• _PROMPT_: Copy every line of the items below, swapping "intro text" for "caption" wherever it occurs and changing nothing else. Leave out the pictures.
"""
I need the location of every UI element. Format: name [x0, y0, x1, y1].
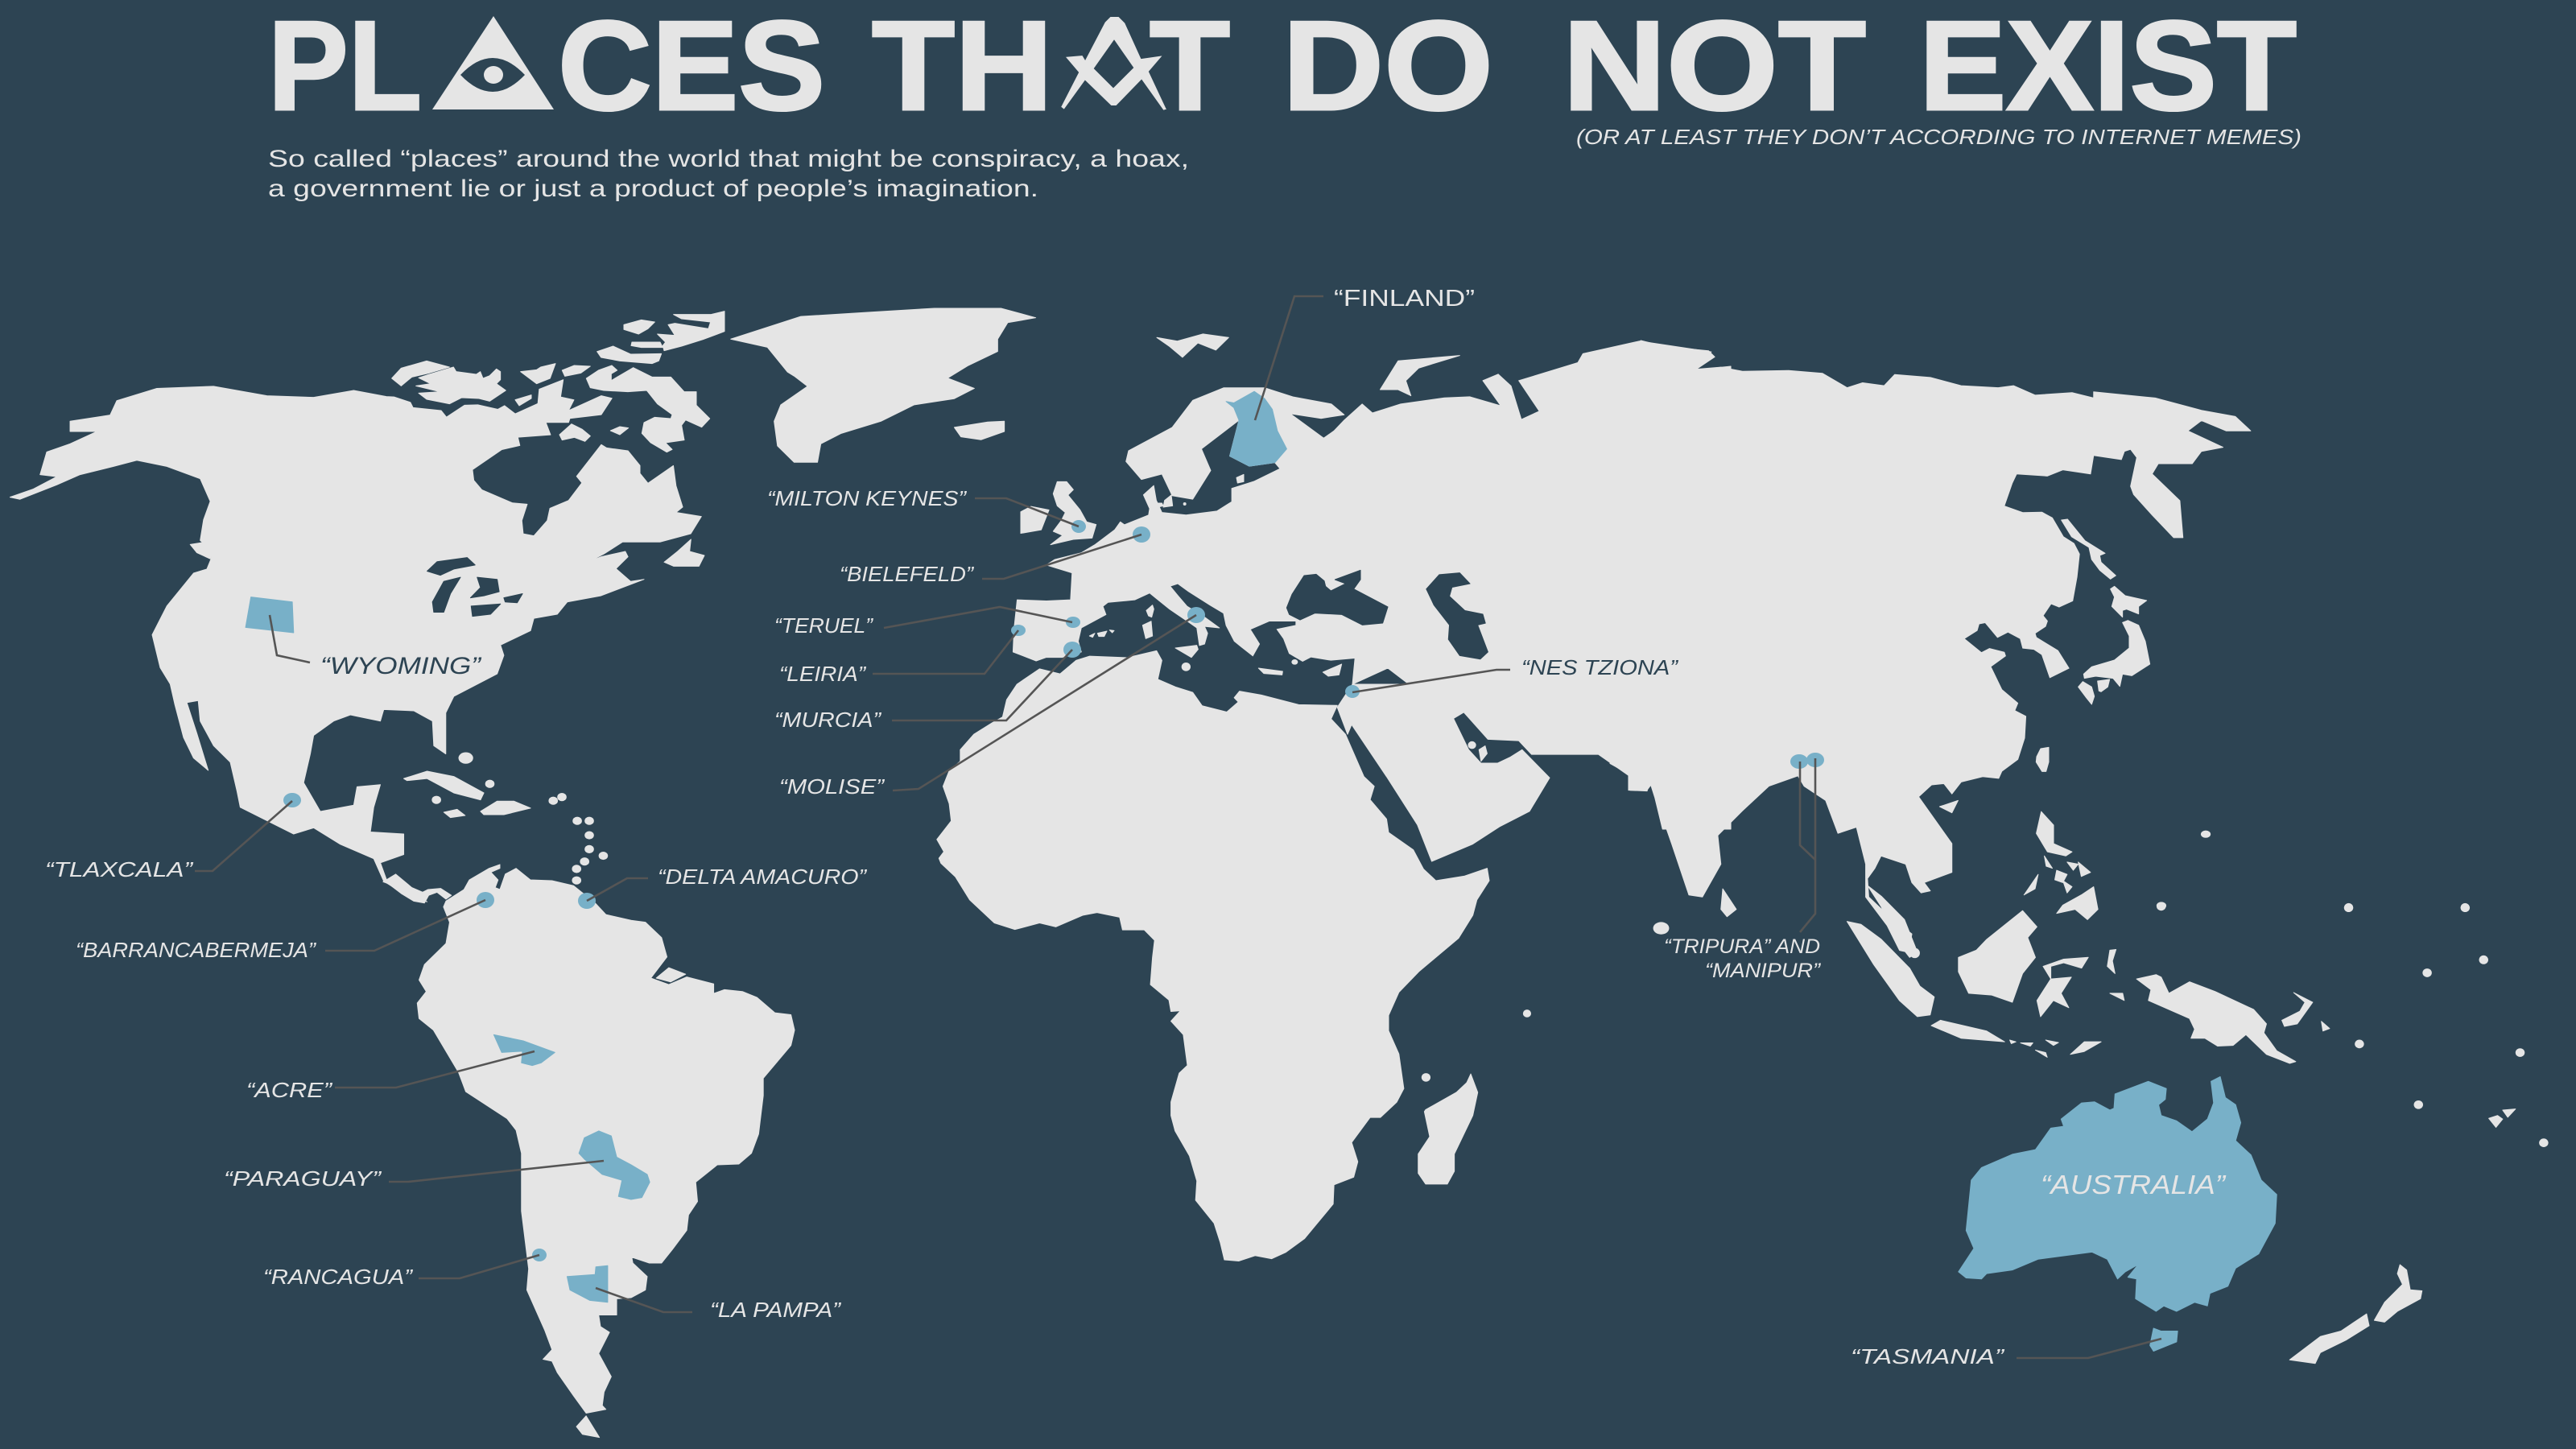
- label: Leiria: “LEIRIA”: [779, 662, 866, 686]
- label: Acre: “ACRE”: [246, 1078, 333, 1102]
- land: east asia: [1610, 341, 2488, 964]
- black sea: [1286, 570, 1388, 625]
- label: Milton Keynes: “MILTON KEYNES”: [767, 486, 967, 510]
- label: Tripura and Manipur: “TRIPURA” AND: [1664, 935, 1820, 958]
- intro text: So called “places” around the world that might be conspiracy, a hoax,: [268, 146, 1189, 172]
- world map: [10, 308, 2549, 1438]
- leader lines: [195, 296, 2161, 1358]
- regions: australia and tasmania: [1959, 1076, 2277, 1352]
- label: Bielefeld: “BIELEFELD”: [840, 562, 974, 586]
- label: Paraguay: “PARAGUAY”: [224, 1166, 382, 1191]
- intro text: a government lie or just a product of people’s imagination.: [268, 175, 1038, 202]
- land: canadian arctic islands: [392, 312, 724, 566]
- label: Murcia: “MURCIA”: [774, 708, 881, 732]
- label: Australia: “AUSTRALIA”: [2041, 1170, 2227, 1199]
- land: japan, sakhalin, taiwan: [2036, 519, 2150, 771]
- land: europe and western asia: [1013, 334, 1731, 829]
- inland seas: [1426, 573, 1488, 659]
- label: Delta Amacuro: “DELTA AMACURO”: [658, 865, 867, 889]
- great lakes: [427, 558, 522, 617]
- icon: all-seeing eye triangle: [432, 16, 554, 109]
- icon: square and compass: [1060, 16, 1167, 111]
- title: [268, 0, 2297, 137]
- intro text: [268, 146, 1189, 202]
- map labels: [45, 286, 2227, 1368]
- land: british isles and mediterranean islands: [1051, 474, 1342, 676]
- label: Wyoming: “WYOMING”: [320, 653, 482, 679]
- land: africa and arabia: [937, 650, 1550, 1261]
- label: Finland: “FINLAND”: [1334, 286, 1475, 312]
- region: finland: [1226, 391, 1286, 466]
- label: Tlaxcala: “TLAXCALA”: [45, 857, 194, 881]
- land: southeast asia and pacific islands: [1847, 886, 2549, 1364]
- label: Teruel: “TERUEL”: [774, 613, 873, 638]
- label: La Pampa: “LA PAMPA”: [710, 1298, 842, 1322]
- label: Tasmania: “TASMANIA”: [1851, 1344, 2005, 1368]
- land: south america: [383, 865, 795, 1438]
- label: Tripura and Manipur: [1664, 935, 1822, 982]
- location dots: [283, 520, 1824, 1261]
- subtitle note: (OR AT LEAST THEY DON’T ACCORDING TO INTERNET MEMES): [1576, 125, 2301, 149]
- regions: acre, paraguay, la pampa: [493, 1034, 650, 1302]
- label: Molise: “MOLISE”: [779, 774, 885, 799]
- land: north america, greenland, caribbean: [10, 308, 1036, 902]
- label: Rancagua: “RANCAGUA”: [263, 1265, 414, 1289]
- region: wyoming: [246, 597, 294, 633]
- label: Barrancabermeja: “BARRANCABERMEJA”: [76, 938, 316, 962]
- label: Tripura and Manipur: “MANIPUR”: [1705, 960, 1822, 982]
- label: Nes Tziona: “NES TZIONA”: [1521, 655, 1678, 679]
"""
• _RESULT FOR THIS TASK_:
I need the location of every UI element. Format: name [x0, y0, x1, y1].
- label: Leiria: “LEIRIA”: [779, 662, 866, 686]
- label: Acre: “ACRE”: [246, 1078, 333, 1102]
- land: east asia: [1610, 341, 2488, 964]
- black sea: [1286, 570, 1388, 625]
- label: Milton Keynes: “MILTON KEYNES”: [767, 486, 967, 510]
- label: Tripura and Manipur: “TRIPURA” AND: [1664, 935, 1820, 958]
- caption: So called “places” around the world that might be conspiracy, a hoax,: [268, 146, 1189, 172]
- world map: [10, 308, 2549, 1438]
- leader lines: [195, 296, 2161, 1358]
- regions: australia and tasmania: [1959, 1076, 2277, 1352]
- label: Bielefeld: “BIELEFELD”: [840, 562, 974, 586]
- label: Paraguay: “PARAGUAY”: [224, 1166, 382, 1191]
- caption: a government lie or just a product of people’s imagination.: [268, 175, 1038, 202]
- land: canadian arctic islands: [392, 312, 724, 566]
- label: Murcia: “MURCIA”: [774, 708, 881, 732]
- label: Australia: “AUSTRALIA”: [2041, 1170, 2227, 1199]
- land: japan, sakhalin, taiwan: [2036, 519, 2150, 771]
- land: europe and western asia: [1013, 334, 1731, 829]
- inland seas: [1426, 573, 1488, 659]
- label: Delta Amacuro: “DELTA AMACURO”: [658, 865, 867, 889]
- great lakes: [427, 558, 522, 617]
- icon: all-seeing eye triangle: [432, 16, 554, 109]
- icon: square and compass: [1060, 16, 1167, 111]
- title: [268, 0, 2297, 137]
- caption: [268, 146, 1189, 202]
- map labels: [45, 286, 2227, 1368]
- land: british isles and mediterranean islands: [1051, 474, 1342, 676]
- label: Wyoming: “WYOMING”: [320, 653, 482, 679]
- land: africa and arabia: [937, 650, 1550, 1261]
- label: Finland: “FINLAND”: [1334, 286, 1475, 312]
- region: finland: [1226, 391, 1286, 466]
- label: Tlaxcala: “TLAXCALA”: [45, 857, 194, 881]
- land: southeast asia and pacific islands: [1847, 886, 2549, 1364]
- label: Teruel: “TERUEL”: [774, 613, 873, 638]
- label: La Pampa: “LA PAMPA”: [710, 1298, 842, 1322]
- label: Tasmania: “TASMANIA”: [1851, 1344, 2005, 1368]
- land: south america: [383, 865, 795, 1438]
- label: Tripura and Manipur: [1664, 935, 1822, 982]
- location dots: [283, 520, 1824, 1261]
- subtitle note: (OR AT LEAST THEY DON’T ACCORDING TO INTERNET MEMES): [1576, 125, 2301, 149]
- regions: acre, paraguay, la pampa: [493, 1034, 650, 1302]
- label: Molise: “MOLISE”: [779, 774, 885, 799]
- land: north america, greenland, caribbean: [10, 308, 1036, 902]
- label: Rancagua: “RANCAGUA”: [263, 1265, 414, 1289]
- region: wyoming: [246, 597, 294, 633]
- label: Barrancabermeja: “BARRANCABERMEJA”: [76, 938, 316, 962]
- label: Tripura and Manipur: “MANIPUR”: [1705, 960, 1822, 982]
- label: Nes Tziona: “NES TZIONA”: [1521, 655, 1678, 679]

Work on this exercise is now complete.